Collected data
*-*-*

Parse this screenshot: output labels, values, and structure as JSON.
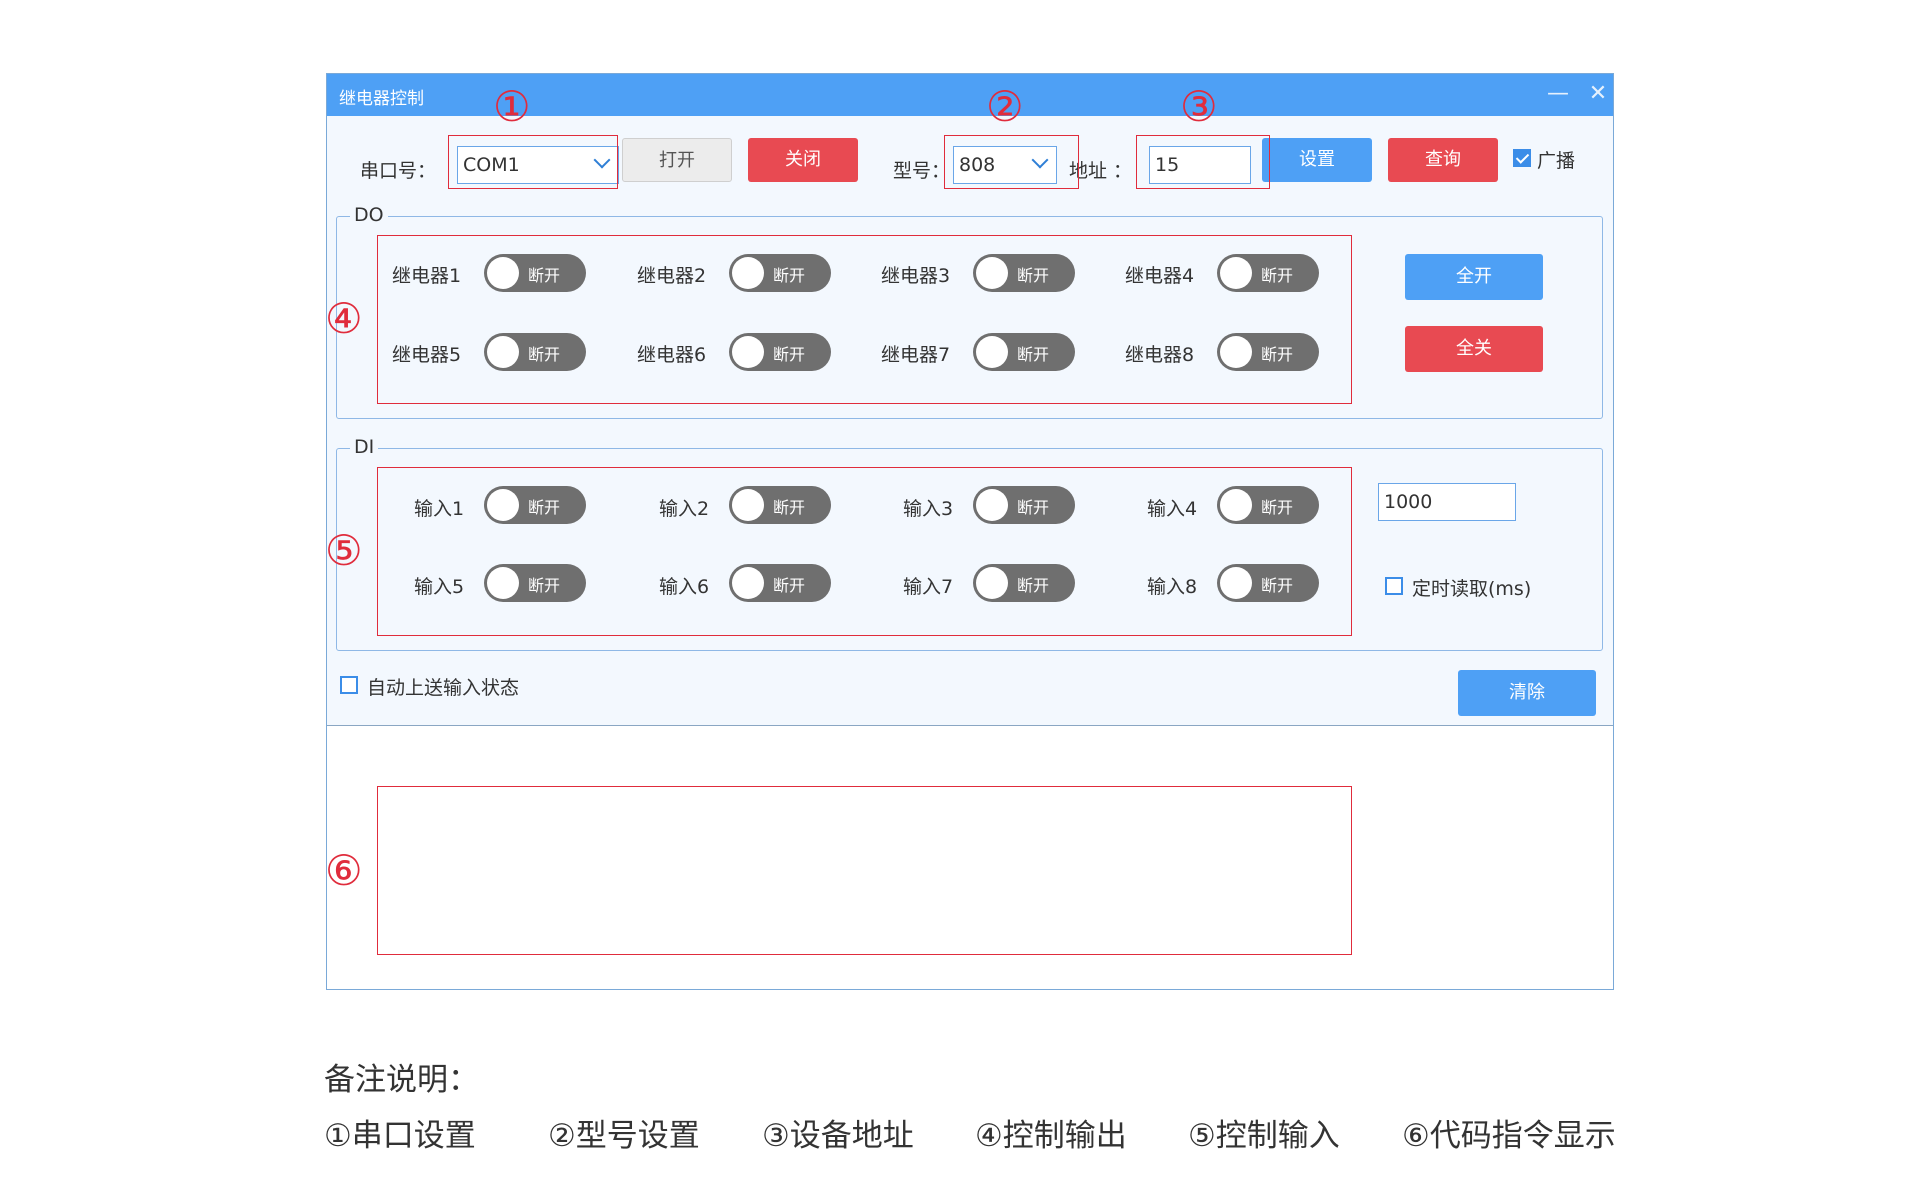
{
  "window": {
    "title": "继电器控制",
    "minimize_glyph": "—",
    "close_glyph": "✕"
  },
  "toolbar": {
    "port_label": "串口号：",
    "port_value": "COM1",
    "open_label": "打开",
    "close_label": "关闭",
    "model_label": "型号：",
    "model_value": "808",
    "address_label": "地址 ：",
    "address_value": "15",
    "set_label": "设置",
    "query_label": "查询",
    "broadcast_label": "广播",
    "broadcast_checked": true
  },
  "do_group": {
    "title": "DO",
    "relays": [
      {
        "label": "继电器1",
        "state": "断开"
      },
      {
        "label": "继电器2",
        "state": "断开"
      },
      {
        "label": "继电器3",
        "state": "断开"
      },
      {
        "label": "继电器4",
        "state": "断开"
      },
      {
        "label": "继电器5",
        "state": "断开"
      },
      {
        "label": "继电器6",
        "state": "断开"
      },
      {
        "label": "继电器7",
        "state": "断开"
      },
      {
        "label": "继电器8",
        "state": "断开"
      }
    ],
    "all_on_label": "全开",
    "all_off_label": "全关"
  },
  "di_group": {
    "title": "DI",
    "inputs": [
      {
        "label": "输入1",
        "state": "断开"
      },
      {
        "label": "输入2",
        "state": "断开"
      },
      {
        "label": "输入3",
        "state": "断开"
      },
      {
        "label": "输入4",
        "state": "断开"
      },
      {
        "label": "输入5",
        "state": "断开"
      },
      {
        "label": "输入6",
        "state": "断开"
      },
      {
        "label": "输入7",
        "state": "断开"
      },
      {
        "label": "输入8",
        "state": "断开"
      }
    ],
    "interval_value": "1000",
    "timed_read_label": "定时读取(ms)",
    "timed_read_checked": false
  },
  "bottom": {
    "auto_upload_label": "自动上送输入状态",
    "auto_upload_checked": false,
    "clear_label": "清除"
  },
  "markers": {
    "m1": "①",
    "m2": "②",
    "m3": "③",
    "m4": "④",
    "m5": "⑤",
    "m6": "⑥"
  },
  "notes": {
    "heading": "备注说明：",
    "items": [
      "①串口设置",
      "②型号设置",
      "③设备地址",
      "④控制输出",
      "⑤控制输入",
      "⑥代码指令显示"
    ]
  },
  "colors": {
    "titlebar": "#4ea0f5",
    "button_blue": "#4ea0f5",
    "button_red": "#e84a52",
    "annotation_red": "#e02c3c",
    "toggle_off": "#6f6f6f"
  }
}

*-*-*

▶ **EXERCISE DESCRIPTION**
Copy the entries exactly. Leave out the images.

▶ **EXERCISE RESULT**
Parse this screenshot: output labels, values, and structure as JSON.
{
  "window": {
    "title": "继电器控制",
    "minimize_glyph": "—",
    "close_glyph": "✕"
  },
  "toolbar": {
    "port_label": "串口号：",
    "port_value": "COM1",
    "open_label": "打开",
    "close_label": "关闭",
    "model_label": "型号：",
    "model_value": "808",
    "address_label": "地址 ：",
    "address_value": "15",
    "set_label": "设置",
    "query_label": "查询",
    "broadcast_label": "广播",
    "broadcast_checked": true
  },
  "do_group": {
    "title": "DO",
    "relays": [
      {
        "label": "继电器1",
        "state": "断开"
      },
      {
        "label": "继电器2",
        "state": "断开"
      },
      {
        "label": "继电器3",
        "state": "断开"
      },
      {
        "label": "继电器4",
        "state": "断开"
      },
      {
        "label": "继电器5",
        "state": "断开"
      },
      {
        "label": "继电器6",
        "state": "断开"
      },
      {
        "label": "继电器7",
        "state": "断开"
      },
      {
        "label": "继电器8",
        "state": "断开"
      }
    ],
    "all_on_label": "全开",
    "all_off_label": "全关"
  },
  "di_group": {
    "title": "DI",
    "inputs": [
      {
        "label": "输入1",
        "state": "断开"
      },
      {
        "label": "输入2",
        "state": "断开"
      },
      {
        "label": "输入3",
        "state": "断开"
      },
      {
        "label": "输入4",
        "state": "断开"
      },
      {
        "label": "输入5",
        "state": "断开"
      },
      {
        "label": "输入6",
        "state": "断开"
      },
      {
        "label": "输入7",
        "state": "断开"
      },
      {
        "label": "输入8",
        "state": "断开"
      }
    ],
    "interval_value": "1000",
    "timed_read_label": "定时读取(ms)",
    "timed_read_checked": false
  },
  "bottom": {
    "auto_upload_label": "自动上送输入状态",
    "auto_upload_checked": false,
    "clear_label": "清除"
  },
  "markers": {
    "m1": "①",
    "m2": "②",
    "m3": "③",
    "m4": "④",
    "m5": "⑤",
    "m6": "⑥"
  },
  "notes": {
    "heading": "备注说明：",
    "items": [
      "①串口设置",
      "②型号设置",
      "③设备地址",
      "④控制输出",
      "⑤控制输入",
      "⑥代码指令显示"
    ]
  },
  "colors": {
    "titlebar": "#4ea0f5",
    "button_blue": "#4ea0f5",
    "button_red": "#e84a52",
    "annotation_red": "#e02c3c",
    "toggle_off": "#6f6f6f"
  }
}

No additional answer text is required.